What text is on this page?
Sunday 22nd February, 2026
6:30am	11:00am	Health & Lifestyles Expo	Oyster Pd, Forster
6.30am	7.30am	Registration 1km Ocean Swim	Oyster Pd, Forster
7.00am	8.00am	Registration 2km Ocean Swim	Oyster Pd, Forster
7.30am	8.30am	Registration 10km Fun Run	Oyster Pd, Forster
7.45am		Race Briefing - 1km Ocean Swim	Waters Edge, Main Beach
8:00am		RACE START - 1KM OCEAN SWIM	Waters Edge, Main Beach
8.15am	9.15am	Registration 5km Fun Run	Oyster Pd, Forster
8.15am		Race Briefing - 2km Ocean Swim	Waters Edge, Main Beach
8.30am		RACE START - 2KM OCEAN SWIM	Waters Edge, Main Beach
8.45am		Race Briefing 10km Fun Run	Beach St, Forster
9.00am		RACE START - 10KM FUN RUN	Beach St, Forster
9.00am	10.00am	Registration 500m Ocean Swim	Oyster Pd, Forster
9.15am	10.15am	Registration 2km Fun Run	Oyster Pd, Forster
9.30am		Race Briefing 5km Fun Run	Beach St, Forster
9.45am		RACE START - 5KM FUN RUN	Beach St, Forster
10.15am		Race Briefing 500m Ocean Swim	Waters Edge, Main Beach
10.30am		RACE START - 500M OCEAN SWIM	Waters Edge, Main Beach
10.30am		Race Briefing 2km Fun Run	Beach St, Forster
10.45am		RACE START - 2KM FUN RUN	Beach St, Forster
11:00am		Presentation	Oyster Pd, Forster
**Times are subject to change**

AIM OF THE EXERCISE: List each line holding the string "Oyster".

TASK ANSWER:
6:30am	11:00am	Health & Lifestyles Expo	Oyster Pd, Forster
6.30am	7.30am	Registration 1km Ocean Swim	Oyster Pd, Forster
7.00am	8.00am	Registration 2km Ocean Swim	Oyster Pd, Forster
7.30am	8.30am	Registration 10km Fun Run	Oyster Pd, Forster
8.15am	9.15am	Registration 5km Fun Run	Oyster Pd, Forster
9.00am	10.00am	Registration 500m Ocean Swim	Oyster Pd, Forster
9.15am	10.15am	Registration 2km Fun Run	Oyster Pd, Forster
11:00am		Presentation	Oyster Pd, Forster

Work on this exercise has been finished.